Set problem> Provide the number of lines containing the word "Windspeed", and nothing else.

Record list>

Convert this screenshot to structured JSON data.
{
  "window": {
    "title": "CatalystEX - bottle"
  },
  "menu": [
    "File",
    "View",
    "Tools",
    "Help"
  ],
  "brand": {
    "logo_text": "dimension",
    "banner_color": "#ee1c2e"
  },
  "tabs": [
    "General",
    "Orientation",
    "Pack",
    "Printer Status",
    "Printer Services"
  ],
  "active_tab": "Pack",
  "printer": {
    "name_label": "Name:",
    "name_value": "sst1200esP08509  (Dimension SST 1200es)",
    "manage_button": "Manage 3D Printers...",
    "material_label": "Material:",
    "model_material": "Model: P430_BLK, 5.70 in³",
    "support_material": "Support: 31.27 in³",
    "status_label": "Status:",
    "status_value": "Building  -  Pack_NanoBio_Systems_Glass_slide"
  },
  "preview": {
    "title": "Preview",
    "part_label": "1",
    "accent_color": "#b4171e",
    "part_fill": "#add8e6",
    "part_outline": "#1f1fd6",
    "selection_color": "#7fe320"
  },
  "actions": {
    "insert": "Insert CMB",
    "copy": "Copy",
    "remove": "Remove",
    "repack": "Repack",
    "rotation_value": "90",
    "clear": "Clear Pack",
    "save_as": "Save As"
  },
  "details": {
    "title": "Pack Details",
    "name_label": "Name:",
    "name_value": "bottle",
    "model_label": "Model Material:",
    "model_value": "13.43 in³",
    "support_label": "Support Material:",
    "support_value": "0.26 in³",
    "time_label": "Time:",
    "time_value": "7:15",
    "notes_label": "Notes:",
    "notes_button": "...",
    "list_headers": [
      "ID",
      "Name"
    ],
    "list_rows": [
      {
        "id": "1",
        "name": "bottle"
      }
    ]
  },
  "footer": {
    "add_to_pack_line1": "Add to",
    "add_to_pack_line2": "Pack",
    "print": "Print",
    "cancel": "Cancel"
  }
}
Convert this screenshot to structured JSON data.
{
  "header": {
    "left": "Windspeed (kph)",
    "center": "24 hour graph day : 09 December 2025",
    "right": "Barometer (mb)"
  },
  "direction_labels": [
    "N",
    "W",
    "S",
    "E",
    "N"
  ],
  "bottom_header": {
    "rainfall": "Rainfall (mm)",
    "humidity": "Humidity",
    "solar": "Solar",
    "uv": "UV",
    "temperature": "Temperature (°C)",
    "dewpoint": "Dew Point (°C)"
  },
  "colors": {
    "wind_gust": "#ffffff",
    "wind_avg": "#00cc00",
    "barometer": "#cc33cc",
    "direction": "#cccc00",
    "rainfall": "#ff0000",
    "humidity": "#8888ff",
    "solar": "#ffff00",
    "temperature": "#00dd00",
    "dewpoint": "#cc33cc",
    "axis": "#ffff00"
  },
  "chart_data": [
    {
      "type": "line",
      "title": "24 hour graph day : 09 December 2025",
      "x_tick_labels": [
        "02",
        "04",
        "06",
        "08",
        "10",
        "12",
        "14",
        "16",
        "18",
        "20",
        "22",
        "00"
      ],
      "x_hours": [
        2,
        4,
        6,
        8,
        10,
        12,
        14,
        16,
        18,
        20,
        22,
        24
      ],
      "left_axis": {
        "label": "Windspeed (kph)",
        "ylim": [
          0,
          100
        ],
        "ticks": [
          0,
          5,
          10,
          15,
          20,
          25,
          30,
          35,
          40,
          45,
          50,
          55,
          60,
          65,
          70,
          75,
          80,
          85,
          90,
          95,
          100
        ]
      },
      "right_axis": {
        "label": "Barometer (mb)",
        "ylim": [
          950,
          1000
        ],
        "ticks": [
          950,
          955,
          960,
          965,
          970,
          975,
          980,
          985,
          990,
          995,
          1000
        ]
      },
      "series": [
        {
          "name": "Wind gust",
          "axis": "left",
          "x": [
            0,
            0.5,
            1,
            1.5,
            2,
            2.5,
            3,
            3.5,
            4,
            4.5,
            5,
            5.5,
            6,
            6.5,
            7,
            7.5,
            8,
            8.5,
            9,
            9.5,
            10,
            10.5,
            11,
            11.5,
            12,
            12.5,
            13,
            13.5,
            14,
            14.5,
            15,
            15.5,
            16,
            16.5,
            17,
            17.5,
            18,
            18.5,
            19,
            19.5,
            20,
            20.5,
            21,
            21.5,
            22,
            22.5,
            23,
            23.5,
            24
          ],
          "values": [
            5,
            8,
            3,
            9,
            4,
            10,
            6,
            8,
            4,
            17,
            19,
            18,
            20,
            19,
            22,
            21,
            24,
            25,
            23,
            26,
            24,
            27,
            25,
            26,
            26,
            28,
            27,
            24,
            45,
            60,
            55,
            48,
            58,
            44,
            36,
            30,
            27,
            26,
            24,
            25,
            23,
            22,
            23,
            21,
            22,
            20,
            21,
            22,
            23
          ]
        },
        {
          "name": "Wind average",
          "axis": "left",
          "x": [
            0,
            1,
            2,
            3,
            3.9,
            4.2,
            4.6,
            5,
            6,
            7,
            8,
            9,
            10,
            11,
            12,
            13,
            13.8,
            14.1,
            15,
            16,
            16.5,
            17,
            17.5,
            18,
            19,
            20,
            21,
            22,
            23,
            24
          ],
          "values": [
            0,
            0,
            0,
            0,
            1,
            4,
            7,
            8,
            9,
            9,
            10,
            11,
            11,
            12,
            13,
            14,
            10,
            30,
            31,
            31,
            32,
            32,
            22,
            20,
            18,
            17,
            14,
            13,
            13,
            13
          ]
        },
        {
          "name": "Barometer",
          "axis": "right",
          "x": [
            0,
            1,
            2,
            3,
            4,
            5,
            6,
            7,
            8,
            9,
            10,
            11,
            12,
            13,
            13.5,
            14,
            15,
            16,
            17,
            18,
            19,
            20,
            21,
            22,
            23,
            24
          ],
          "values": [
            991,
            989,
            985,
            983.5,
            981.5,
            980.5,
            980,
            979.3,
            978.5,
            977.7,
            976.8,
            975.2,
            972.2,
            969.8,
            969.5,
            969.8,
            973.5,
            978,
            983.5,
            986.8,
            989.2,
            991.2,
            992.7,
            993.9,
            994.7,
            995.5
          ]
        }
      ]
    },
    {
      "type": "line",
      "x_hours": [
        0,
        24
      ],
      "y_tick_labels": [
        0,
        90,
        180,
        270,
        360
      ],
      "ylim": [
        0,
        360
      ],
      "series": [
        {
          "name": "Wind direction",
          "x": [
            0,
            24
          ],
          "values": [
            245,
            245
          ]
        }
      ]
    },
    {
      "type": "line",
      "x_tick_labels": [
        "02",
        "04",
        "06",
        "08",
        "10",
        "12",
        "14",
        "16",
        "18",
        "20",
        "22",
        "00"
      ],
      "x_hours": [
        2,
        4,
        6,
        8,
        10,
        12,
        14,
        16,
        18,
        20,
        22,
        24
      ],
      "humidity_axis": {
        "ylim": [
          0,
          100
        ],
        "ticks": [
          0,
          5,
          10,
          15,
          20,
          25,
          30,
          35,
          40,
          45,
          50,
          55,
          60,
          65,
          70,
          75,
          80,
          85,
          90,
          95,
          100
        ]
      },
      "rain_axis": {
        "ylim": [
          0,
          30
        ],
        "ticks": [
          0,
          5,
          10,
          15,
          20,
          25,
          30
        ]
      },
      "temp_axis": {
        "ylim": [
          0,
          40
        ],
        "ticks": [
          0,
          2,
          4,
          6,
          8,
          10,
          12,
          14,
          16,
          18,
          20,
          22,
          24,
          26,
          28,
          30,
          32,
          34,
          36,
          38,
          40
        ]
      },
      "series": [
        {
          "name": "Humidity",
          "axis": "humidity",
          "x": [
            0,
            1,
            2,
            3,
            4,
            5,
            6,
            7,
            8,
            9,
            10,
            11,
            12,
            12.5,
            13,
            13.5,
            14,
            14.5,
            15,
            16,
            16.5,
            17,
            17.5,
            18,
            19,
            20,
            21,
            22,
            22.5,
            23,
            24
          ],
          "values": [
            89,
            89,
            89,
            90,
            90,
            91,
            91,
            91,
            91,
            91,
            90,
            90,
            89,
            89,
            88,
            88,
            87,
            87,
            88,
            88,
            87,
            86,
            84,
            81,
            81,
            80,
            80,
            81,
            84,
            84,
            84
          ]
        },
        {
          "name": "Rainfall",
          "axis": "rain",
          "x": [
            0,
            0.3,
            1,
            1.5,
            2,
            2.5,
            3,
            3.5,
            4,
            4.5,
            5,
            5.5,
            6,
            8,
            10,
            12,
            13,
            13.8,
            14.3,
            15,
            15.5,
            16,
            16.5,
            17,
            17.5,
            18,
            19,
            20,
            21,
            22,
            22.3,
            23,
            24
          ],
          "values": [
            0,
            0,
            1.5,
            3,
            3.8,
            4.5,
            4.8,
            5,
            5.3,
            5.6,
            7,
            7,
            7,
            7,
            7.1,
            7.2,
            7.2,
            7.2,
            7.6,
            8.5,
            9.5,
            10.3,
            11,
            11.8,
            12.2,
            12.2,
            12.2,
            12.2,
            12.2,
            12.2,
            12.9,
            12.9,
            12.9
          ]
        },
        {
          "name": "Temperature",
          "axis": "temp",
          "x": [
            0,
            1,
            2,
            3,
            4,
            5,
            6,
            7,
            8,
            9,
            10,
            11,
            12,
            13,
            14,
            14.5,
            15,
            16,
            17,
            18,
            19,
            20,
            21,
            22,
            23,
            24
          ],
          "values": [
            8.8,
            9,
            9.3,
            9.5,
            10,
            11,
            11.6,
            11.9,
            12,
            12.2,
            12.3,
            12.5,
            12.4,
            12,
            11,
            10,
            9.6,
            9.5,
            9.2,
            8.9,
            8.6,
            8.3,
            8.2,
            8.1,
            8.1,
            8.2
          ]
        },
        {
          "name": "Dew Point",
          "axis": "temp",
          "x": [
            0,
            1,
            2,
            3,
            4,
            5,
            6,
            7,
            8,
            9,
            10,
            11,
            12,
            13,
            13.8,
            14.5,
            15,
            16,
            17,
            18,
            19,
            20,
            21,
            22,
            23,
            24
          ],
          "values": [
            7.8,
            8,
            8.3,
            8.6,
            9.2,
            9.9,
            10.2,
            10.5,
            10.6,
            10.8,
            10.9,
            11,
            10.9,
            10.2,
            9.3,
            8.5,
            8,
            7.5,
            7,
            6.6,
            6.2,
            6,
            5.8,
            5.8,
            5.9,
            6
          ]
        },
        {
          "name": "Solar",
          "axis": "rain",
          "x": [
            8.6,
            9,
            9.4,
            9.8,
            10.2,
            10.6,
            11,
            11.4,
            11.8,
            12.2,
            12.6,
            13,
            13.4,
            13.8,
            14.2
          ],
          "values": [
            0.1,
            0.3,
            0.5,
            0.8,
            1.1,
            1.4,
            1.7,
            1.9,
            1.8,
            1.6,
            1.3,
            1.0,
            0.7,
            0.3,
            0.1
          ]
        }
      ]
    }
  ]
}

Exercise solution> 2